* **DATA RECORDS**

+++

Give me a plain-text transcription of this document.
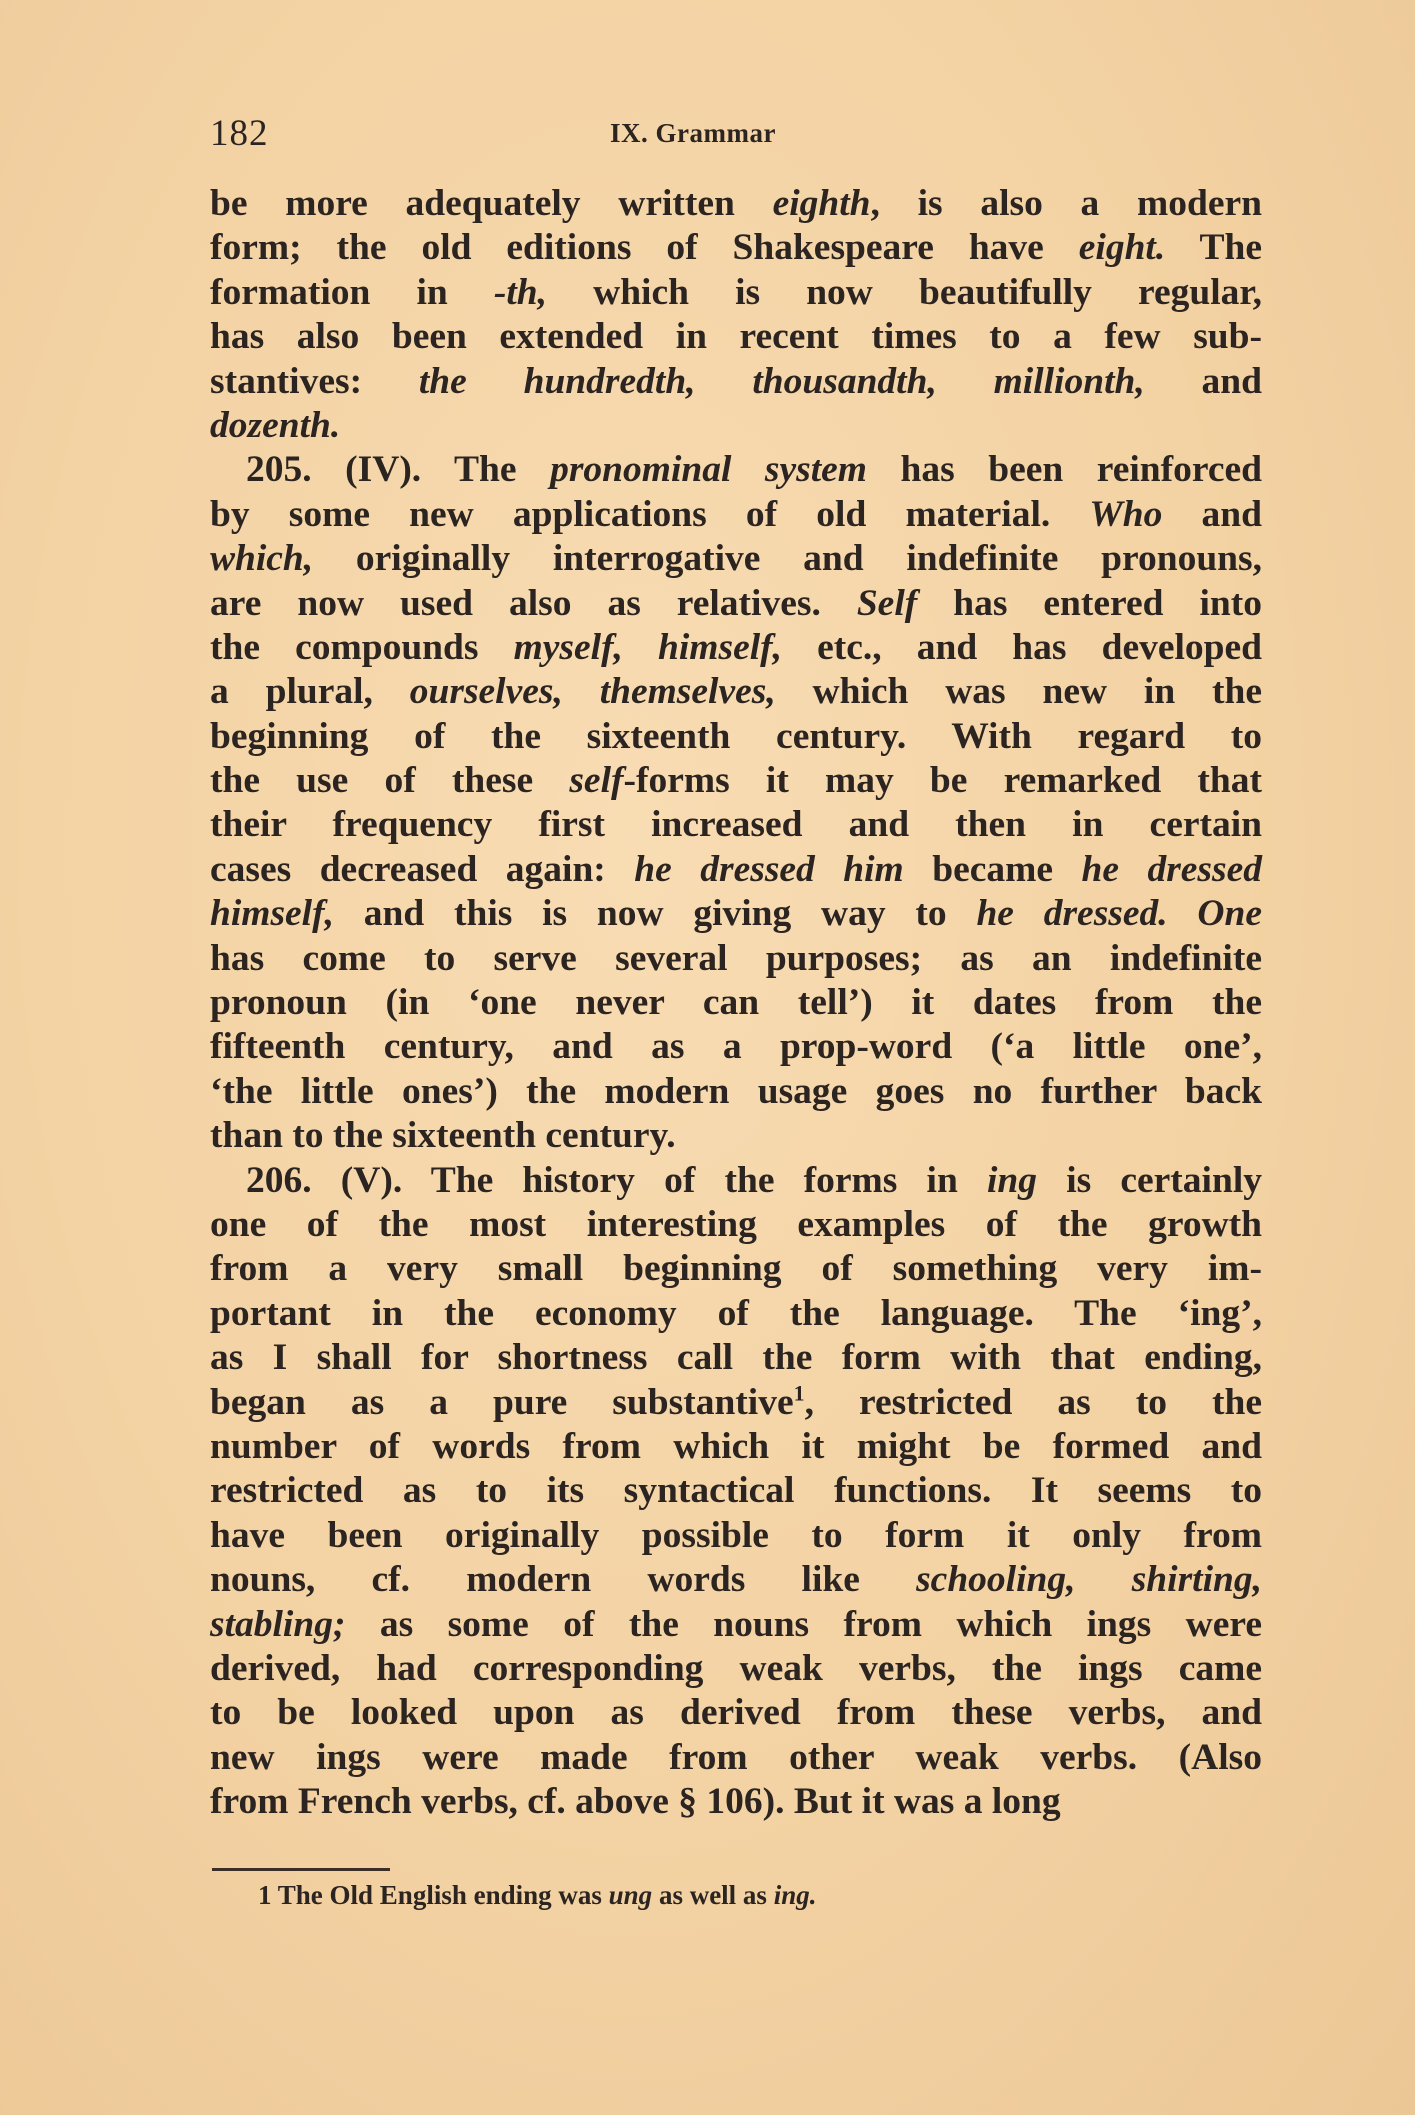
182	IX. Grammar

be more adequately written eighth, is also a modern
form; the old editions of Shakespeare have eight. The
formation in -th, which is now beautifully regular,
has also been extended in recent times to a few sub-
stantives: the hundredth, thousandth, millionth, and
dozenth.

205. (IV). The pronominal system has been reinforced
by some new applications of old material. Who and
which, originally interrogative and indefinite pronouns,
are now used also as relatives. Self has entered into
the compounds myself, himself, etc., and has developed
a plural, ourselves, themselves, which was new in the
beginning of the sixteenth century. With regard to
the use of these self-forms it may be remarked that
their frequency first increased and then in certain
cases decreased again: he dressed him became he dressed
himself, and this is now giving way to he dressed. One
has come to serve several purposes; as an indefinite
pronoun (in ‘one never can tell’) it dates from the
fifteenth century, and as a prop-word (‘a little one’,
‘the little ones’) the modern usage goes no further back
than to the sixteenth century.

206. (V). The history of the forms in ing is certainly
one of the most interesting examples of the growth
from a very small beginning of something very im-
portant in the economy of the language. The ‘ing’,
as I shall for shortness call the form with that ending,
began as a pure substantive$^1$, restricted as to the
number of words from which it might be formed and
restricted as to its syntactical functions. It seems to
have been originally possible to form it only from
nouns, cf. modern words like schooling, shirting,
stabling; as some of the nouns from which ings were
derived, had corresponding weak verbs, the ings came
to be looked upon as derived from these verbs, and
new ings were made from other weak verbs. (Also
from French verbs, cf. above § 106). But it was a long

1 The Old English ending was ung as well as ing.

+++

* **REQUEST**
State the count of lines with the word "indefinite" in them, and write nothing else.

* **EXERCISE RESULT**
2